• _GOAL_:
Quote the entries in full, character for character, without their images.

— START LISTING —

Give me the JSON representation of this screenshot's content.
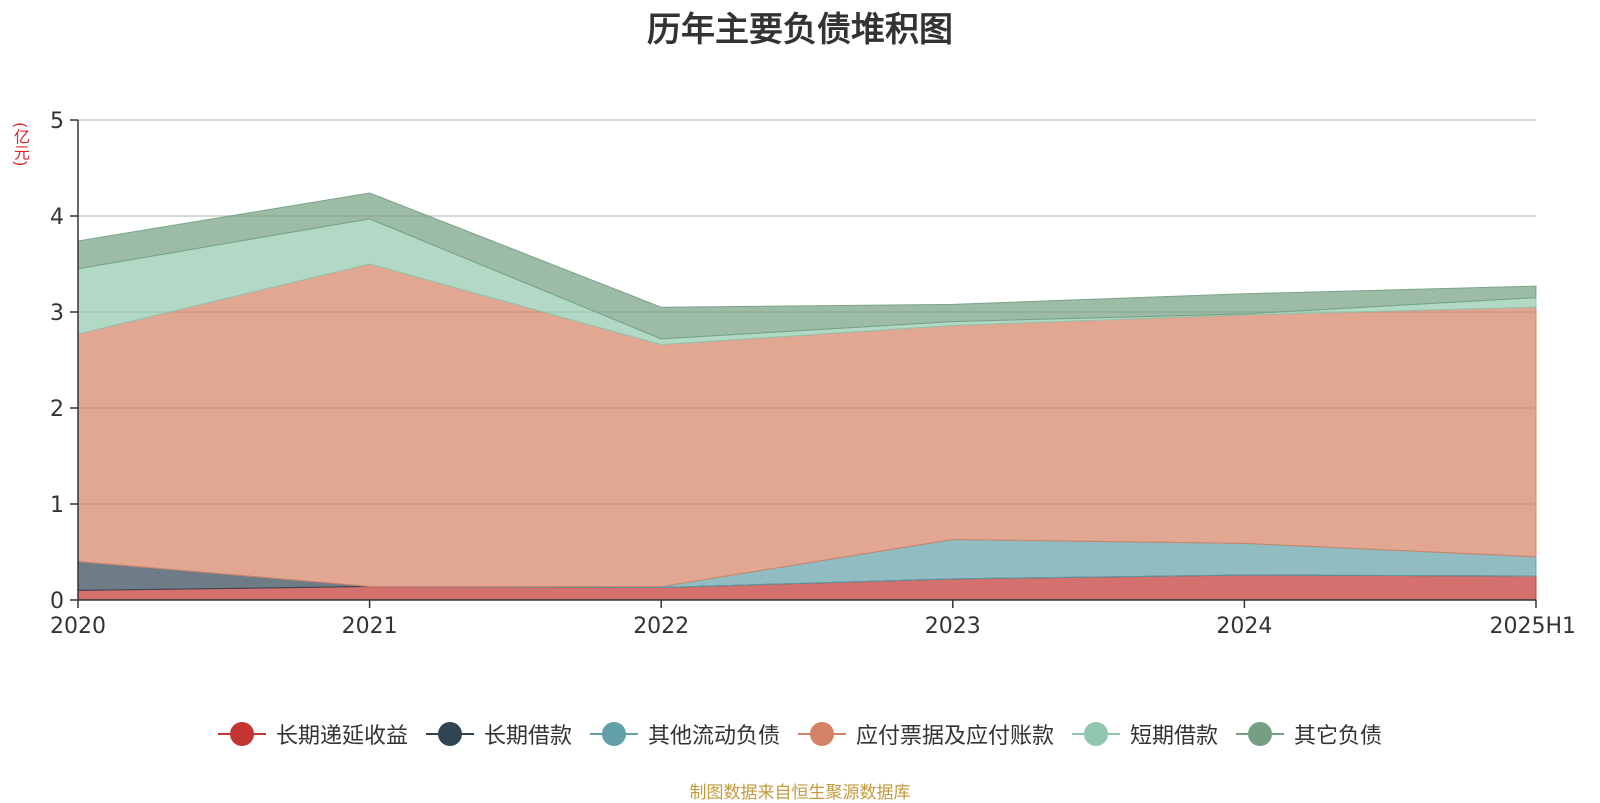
{
  "chart_data": {
    "type": "area",
    "stacked": true,
    "title": "历年主要负债堆积图",
    "ylabel": "(亿元)",
    "categories": [
      "2020",
      "2021",
      "2022",
      "2023",
      "2024",
      "2025H1"
    ],
    "ylim": [
      0,
      5
    ],
    "yticks": [
      "0",
      "1",
      "2",
      "3",
      "4",
      "5"
    ],
    "grid": true,
    "legend_position": "bottom",
    "series": [
      {
        "name": "长期递延收益",
        "color": "#c23531",
        "values": [
          0.1,
          0.14,
          0.13,
          0.22,
          0.26,
          0.25
        ]
      },
      {
        "name": "长期借款",
        "color": "#2f4554",
        "values": [
          0.3,
          0,
          0,
          0,
          0,
          0
        ]
      },
      {
        "name": "其他流动负债",
        "color": "#61a0a8",
        "values": [
          0,
          0,
          0.01,
          0.41,
          0.33,
          0.2
        ]
      },
      {
        "name": "应付票据及应付账款",
        "color": "#d48265",
        "values": [
          2.37,
          3.36,
          2.52,
          2.23,
          2.38,
          2.6
        ]
      },
      {
        "name": "短期借款",
        "color": "#91c7ae",
        "values": [
          0.68,
          0.47,
          0.06,
          0.04,
          0.01,
          0.1
        ]
      },
      {
        "name": "其它负债",
        "color": "#749f83",
        "values": [
          0.29,
          0.27,
          0.33,
          0.18,
          0.21,
          0.12
        ]
      }
    ]
  },
  "unit_color": "#e0242b",
  "source_note": "制图数据来自恒生聚源数据库",
  "source_color": "#c49a3c"
}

— END LISTING —

• _OUTPUT OF THE TASK_:
Give me the JSON representation of this screenshot's content.
{
  "chart_data": {
    "type": "area",
    "stacked": true,
    "title": "历年主要负债堆积图",
    "ylabel": "(亿元)",
    "categories": [
      "2020",
      "2021",
      "2022",
      "2023",
      "2024",
      "2025H1"
    ],
    "ylim": [
      0,
      5
    ],
    "yticks": [
      "0",
      "1",
      "2",
      "3",
      "4",
      "5"
    ],
    "grid": true,
    "legend_position": "bottom",
    "series": [
      {
        "name": "长期递延收益",
        "color": "#c23531",
        "values": [
          0.1,
          0.14,
          0.13,
          0.22,
          0.26,
          0.25
        ]
      },
      {
        "name": "长期借款",
        "color": "#2f4554",
        "values": [
          0.3,
          0,
          0,
          0,
          0,
          0
        ]
      },
      {
        "name": "其他流动负债",
        "color": "#61a0a8",
        "values": [
          0,
          0,
          0.01,
          0.41,
          0.33,
          0.2
        ]
      },
      {
        "name": "应付票据及应付账款",
        "color": "#d48265",
        "values": [
          2.37,
          3.36,
          2.52,
          2.23,
          2.38,
          2.6
        ]
      },
      {
        "name": "短期借款",
        "color": "#91c7ae",
        "values": [
          0.68,
          0.47,
          0.06,
          0.04,
          0.01,
          0.1
        ]
      },
      {
        "name": "其它负债",
        "color": "#749f83",
        "values": [
          0.29,
          0.27,
          0.33,
          0.18,
          0.21,
          0.12
        ]
      }
    ]
  },
  "unit_color": "#e0242b",
  "source_note": "制图数据来自恒生聚源数据库",
  "source_color": "#c49a3c"
}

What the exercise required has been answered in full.